Problem description: Set down the material once more, exactly as it appears.
# Start of Material provided
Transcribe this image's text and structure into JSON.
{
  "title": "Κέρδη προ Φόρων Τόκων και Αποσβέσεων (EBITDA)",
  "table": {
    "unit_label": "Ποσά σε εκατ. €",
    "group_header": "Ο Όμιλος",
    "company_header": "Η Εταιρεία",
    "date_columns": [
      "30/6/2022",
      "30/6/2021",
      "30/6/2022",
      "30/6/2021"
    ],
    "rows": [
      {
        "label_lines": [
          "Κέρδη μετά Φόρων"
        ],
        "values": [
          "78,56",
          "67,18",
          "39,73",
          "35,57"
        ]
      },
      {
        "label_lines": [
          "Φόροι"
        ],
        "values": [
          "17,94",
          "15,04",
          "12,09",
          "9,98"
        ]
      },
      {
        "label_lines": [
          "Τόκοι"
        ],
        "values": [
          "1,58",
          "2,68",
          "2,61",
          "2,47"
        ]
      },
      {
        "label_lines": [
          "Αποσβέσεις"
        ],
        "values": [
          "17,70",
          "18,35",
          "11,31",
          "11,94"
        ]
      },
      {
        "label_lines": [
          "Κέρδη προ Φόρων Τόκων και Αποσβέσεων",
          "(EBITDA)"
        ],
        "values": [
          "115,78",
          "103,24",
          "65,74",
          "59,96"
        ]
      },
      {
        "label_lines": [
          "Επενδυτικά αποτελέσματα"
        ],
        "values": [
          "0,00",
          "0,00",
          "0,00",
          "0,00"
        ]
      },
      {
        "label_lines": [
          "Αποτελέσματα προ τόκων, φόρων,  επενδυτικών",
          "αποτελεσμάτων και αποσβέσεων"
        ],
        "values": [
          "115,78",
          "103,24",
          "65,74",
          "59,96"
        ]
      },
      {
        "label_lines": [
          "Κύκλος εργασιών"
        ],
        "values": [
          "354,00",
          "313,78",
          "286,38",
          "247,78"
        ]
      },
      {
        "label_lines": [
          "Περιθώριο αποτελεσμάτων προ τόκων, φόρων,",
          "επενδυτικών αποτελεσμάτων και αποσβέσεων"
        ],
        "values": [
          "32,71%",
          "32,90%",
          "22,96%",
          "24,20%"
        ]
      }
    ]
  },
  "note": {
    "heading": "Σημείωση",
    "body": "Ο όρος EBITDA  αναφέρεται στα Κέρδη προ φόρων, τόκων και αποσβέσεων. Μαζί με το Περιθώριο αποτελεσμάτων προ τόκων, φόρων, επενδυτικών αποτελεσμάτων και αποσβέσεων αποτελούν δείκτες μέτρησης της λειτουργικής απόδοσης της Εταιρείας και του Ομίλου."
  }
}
# End of Material provided
Output below:
Transcribe this image's text and structure into JSON.
{
  "title": "Κέρδη προ Φόρων Τόκων και Αποσβέσεων (EBITDA)",
  "table": {
    "unit_label": "Ποσά σε εκατ. €",
    "group_header": "Ο Όμιλος",
    "company_header": "Η Εταιρεία",
    "date_columns": [
      "30/6/2022",
      "30/6/2021",
      "30/6/2022",
      "30/6/2021"
    ],
    "rows": [
      {
        "label_lines": [
          "Κέρδη μετά Φόρων"
        ],
        "values": [
          "78,56",
          "67,18",
          "39,73",
          "35,57"
        ]
      },
      {
        "label_lines": [
          "Φόροι"
        ],
        "values": [
          "17,94",
          "15,04",
          "12,09",
          "9,98"
        ]
      },
      {
        "label_lines": [
          "Τόκοι"
        ],
        "values": [
          "1,58",
          "2,68",
          "2,61",
          "2,47"
        ]
      },
      {
        "label_lines": [
          "Αποσβέσεις"
        ],
        "values": [
          "17,70",
          "18,35",
          "11,31",
          "11,94"
        ]
      },
      {
        "label_lines": [
          "Κέρδη προ Φόρων Τόκων και Αποσβέσεων",
          "(EBITDA)"
        ],
        "values": [
          "115,78",
          "103,24",
          "65,74",
          "59,96"
        ]
      },
      {
        "label_lines": [
          "Επενδυτικά αποτελέσματα"
        ],
        "values": [
          "0,00",
          "0,00",
          "0,00",
          "0,00"
        ]
      },
      {
        "label_lines": [
          "Αποτελέσματα προ τόκων, φόρων,  επενδυτικών",
          "αποτελεσμάτων και αποσβέσεων"
        ],
        "values": [
          "115,78",
          "103,24",
          "65,74",
          "59,96"
        ]
      },
      {
        "label_lines": [
          "Κύκλος εργασιών"
        ],
        "values": [
          "354,00",
          "313,78",
          "286,38",
          "247,78"
        ]
      },
      {
        "label_lines": [
          "Περιθώριο αποτελεσμάτων προ τόκων, φόρων,",
          "επενδυτικών αποτελεσμάτων και αποσβέσεων"
        ],
        "values": [
          "32,71%",
          "32,90%",
          "22,96%",
          "24,20%"
        ]
      }
    ]
  },
  "note": {
    "heading": "Σημείωση",
    "body": "Ο όρος EBITDA  αναφέρεται στα Κέρδη προ φόρων, τόκων και αποσβέσεων. Μαζί με το Περιθώριο αποτελεσμάτων προ τόκων, φόρων, επενδυτικών αποτελεσμάτων και αποσβέσεων αποτελούν δείκτες μέτρησης της λειτουργικής απόδοσης της Εταιρείας και του Ομίλου."
  }
}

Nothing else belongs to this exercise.